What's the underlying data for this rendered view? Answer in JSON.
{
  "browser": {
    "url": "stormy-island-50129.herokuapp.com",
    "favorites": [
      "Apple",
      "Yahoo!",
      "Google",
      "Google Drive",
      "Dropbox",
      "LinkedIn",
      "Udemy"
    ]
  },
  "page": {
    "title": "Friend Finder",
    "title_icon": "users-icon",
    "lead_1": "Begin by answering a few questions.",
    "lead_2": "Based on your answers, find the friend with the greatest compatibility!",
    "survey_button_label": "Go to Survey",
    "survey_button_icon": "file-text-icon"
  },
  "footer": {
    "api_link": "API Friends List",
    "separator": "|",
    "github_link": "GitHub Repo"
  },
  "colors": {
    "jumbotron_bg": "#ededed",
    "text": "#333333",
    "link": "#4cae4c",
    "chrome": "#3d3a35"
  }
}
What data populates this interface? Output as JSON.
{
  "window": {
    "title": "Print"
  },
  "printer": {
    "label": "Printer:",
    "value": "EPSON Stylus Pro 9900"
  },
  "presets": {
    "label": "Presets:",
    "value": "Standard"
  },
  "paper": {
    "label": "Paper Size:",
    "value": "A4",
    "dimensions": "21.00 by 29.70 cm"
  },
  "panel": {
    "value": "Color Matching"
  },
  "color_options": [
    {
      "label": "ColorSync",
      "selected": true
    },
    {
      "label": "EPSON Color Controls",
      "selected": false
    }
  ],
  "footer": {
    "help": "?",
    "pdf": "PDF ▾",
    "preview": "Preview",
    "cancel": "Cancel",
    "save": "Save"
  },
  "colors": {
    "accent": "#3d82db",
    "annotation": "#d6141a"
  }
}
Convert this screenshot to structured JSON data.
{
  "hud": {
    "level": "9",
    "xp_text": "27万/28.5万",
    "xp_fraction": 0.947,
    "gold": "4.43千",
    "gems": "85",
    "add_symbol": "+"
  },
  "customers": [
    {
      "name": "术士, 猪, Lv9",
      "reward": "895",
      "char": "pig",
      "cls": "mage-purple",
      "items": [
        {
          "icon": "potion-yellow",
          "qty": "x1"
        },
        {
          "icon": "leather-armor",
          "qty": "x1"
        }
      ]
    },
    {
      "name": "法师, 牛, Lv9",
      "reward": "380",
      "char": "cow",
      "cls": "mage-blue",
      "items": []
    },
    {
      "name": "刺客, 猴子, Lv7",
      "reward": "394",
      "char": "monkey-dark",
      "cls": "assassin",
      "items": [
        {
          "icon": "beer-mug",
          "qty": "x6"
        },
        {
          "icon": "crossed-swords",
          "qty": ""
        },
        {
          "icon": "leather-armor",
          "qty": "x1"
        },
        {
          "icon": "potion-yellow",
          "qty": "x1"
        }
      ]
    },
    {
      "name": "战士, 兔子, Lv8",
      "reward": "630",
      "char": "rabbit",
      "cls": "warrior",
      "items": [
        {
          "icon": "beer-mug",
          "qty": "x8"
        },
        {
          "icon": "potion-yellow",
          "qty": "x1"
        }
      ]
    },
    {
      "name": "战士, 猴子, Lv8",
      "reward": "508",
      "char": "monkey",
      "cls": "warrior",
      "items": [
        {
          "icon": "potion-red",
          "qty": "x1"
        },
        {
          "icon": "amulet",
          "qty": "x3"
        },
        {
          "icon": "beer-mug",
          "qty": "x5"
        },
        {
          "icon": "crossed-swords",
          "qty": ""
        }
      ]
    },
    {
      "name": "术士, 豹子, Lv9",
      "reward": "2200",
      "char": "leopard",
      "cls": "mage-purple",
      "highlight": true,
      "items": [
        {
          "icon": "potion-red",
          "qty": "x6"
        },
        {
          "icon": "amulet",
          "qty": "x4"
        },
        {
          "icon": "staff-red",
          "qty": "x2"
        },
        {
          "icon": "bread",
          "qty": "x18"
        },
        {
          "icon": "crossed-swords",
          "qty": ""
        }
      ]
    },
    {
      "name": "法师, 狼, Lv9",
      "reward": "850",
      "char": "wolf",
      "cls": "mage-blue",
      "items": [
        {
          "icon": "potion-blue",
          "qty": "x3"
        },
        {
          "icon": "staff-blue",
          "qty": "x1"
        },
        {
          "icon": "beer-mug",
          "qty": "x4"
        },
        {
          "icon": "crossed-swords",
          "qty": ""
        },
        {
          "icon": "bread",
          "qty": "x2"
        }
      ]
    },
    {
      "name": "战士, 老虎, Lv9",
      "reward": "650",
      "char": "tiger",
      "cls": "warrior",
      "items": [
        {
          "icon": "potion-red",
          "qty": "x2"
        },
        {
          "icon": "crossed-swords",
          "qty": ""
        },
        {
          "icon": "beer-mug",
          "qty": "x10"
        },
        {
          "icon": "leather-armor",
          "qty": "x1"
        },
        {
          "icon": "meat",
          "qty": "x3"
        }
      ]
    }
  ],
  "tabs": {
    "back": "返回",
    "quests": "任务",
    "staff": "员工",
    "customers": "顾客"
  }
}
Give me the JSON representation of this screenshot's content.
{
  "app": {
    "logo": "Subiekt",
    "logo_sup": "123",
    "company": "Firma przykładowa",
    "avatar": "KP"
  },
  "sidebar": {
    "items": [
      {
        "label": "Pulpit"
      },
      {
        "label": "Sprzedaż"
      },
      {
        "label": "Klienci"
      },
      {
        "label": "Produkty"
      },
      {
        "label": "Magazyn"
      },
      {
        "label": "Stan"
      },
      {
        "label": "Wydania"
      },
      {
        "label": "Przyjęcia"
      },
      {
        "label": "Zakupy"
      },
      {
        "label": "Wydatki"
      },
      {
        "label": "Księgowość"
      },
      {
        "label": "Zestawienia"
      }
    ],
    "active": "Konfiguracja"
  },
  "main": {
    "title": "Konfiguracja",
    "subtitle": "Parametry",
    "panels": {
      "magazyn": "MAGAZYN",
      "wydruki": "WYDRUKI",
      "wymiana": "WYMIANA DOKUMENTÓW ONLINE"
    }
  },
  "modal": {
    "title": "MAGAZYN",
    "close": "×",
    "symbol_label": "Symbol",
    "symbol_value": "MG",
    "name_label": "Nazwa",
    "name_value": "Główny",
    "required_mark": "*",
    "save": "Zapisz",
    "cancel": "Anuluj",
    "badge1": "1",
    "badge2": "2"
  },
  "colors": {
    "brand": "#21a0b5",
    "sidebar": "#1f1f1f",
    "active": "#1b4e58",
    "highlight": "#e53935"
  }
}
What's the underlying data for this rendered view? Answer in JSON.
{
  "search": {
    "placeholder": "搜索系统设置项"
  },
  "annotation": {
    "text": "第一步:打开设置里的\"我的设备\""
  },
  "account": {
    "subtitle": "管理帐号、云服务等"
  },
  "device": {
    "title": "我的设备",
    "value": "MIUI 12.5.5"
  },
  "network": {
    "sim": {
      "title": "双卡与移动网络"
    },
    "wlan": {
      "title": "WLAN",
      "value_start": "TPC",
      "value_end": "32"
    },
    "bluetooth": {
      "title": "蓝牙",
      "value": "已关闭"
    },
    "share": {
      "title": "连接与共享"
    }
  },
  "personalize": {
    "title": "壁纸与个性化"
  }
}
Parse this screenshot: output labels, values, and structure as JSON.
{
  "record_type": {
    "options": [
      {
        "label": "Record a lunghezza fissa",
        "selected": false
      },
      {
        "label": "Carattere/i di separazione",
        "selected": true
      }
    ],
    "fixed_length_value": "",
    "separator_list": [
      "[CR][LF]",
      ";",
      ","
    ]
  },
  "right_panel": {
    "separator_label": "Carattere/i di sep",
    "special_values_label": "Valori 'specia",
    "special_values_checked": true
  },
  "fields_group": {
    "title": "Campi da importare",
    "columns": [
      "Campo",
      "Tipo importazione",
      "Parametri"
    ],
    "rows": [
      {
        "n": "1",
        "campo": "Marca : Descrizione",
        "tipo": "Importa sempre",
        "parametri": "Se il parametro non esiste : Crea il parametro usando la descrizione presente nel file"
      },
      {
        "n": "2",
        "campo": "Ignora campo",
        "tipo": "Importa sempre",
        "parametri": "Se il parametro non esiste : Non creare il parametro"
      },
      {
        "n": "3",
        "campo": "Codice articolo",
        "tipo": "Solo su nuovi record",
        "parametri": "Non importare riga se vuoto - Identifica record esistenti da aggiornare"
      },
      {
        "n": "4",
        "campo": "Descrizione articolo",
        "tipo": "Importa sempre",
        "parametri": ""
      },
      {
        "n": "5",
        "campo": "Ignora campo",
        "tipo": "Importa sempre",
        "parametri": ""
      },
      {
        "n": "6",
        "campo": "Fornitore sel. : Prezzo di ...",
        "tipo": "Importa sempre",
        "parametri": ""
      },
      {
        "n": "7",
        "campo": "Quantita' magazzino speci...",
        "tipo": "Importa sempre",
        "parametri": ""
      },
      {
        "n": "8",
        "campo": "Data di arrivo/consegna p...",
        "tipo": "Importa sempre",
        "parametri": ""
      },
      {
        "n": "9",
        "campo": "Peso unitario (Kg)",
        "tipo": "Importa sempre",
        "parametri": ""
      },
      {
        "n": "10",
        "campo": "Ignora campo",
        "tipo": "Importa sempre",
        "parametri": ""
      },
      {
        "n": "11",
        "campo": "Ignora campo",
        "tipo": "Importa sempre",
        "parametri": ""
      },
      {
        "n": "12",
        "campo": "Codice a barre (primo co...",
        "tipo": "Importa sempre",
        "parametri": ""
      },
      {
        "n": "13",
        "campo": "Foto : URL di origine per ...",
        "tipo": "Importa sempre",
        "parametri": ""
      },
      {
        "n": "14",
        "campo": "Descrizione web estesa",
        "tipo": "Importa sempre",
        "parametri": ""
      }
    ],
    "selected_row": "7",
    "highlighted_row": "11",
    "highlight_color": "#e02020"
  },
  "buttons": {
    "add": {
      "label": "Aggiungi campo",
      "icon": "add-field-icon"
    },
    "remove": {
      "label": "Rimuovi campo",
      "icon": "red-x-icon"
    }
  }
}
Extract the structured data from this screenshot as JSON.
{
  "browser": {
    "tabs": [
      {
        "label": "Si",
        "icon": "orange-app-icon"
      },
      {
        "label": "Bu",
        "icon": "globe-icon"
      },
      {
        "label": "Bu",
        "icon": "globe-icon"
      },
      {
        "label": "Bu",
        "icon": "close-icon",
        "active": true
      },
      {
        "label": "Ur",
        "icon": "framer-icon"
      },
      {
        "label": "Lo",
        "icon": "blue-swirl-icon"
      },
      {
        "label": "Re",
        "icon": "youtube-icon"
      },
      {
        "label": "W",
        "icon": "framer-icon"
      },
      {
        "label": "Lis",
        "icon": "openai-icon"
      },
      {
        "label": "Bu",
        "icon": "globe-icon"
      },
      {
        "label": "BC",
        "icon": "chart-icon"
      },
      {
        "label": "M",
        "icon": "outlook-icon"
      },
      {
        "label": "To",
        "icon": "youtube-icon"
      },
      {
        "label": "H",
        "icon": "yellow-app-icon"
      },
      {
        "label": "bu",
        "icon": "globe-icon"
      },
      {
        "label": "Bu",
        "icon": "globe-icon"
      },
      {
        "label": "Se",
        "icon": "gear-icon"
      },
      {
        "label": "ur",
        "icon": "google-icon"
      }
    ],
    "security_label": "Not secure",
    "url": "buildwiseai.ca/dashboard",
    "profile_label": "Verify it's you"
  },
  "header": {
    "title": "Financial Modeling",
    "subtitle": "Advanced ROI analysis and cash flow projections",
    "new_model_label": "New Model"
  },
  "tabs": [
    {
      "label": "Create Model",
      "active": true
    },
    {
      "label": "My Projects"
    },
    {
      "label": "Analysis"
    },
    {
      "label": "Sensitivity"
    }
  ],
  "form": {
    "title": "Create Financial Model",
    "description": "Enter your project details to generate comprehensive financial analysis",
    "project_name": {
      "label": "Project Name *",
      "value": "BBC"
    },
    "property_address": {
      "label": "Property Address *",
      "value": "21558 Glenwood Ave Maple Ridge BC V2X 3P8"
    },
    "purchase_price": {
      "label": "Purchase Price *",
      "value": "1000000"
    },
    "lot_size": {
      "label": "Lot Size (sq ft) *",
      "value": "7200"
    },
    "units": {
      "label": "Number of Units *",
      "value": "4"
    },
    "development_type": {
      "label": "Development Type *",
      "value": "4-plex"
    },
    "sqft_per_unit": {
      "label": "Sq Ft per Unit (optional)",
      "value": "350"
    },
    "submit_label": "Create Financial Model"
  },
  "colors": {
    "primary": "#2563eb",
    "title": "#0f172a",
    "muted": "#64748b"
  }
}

# Exercise brief
Filter the records above and return every line that holds the word "importare".

# Finished answer
    "title": "Campi da importare",
        "parametri": "Non importare riga se vuoto - Identifica record esistenti da aggiornare"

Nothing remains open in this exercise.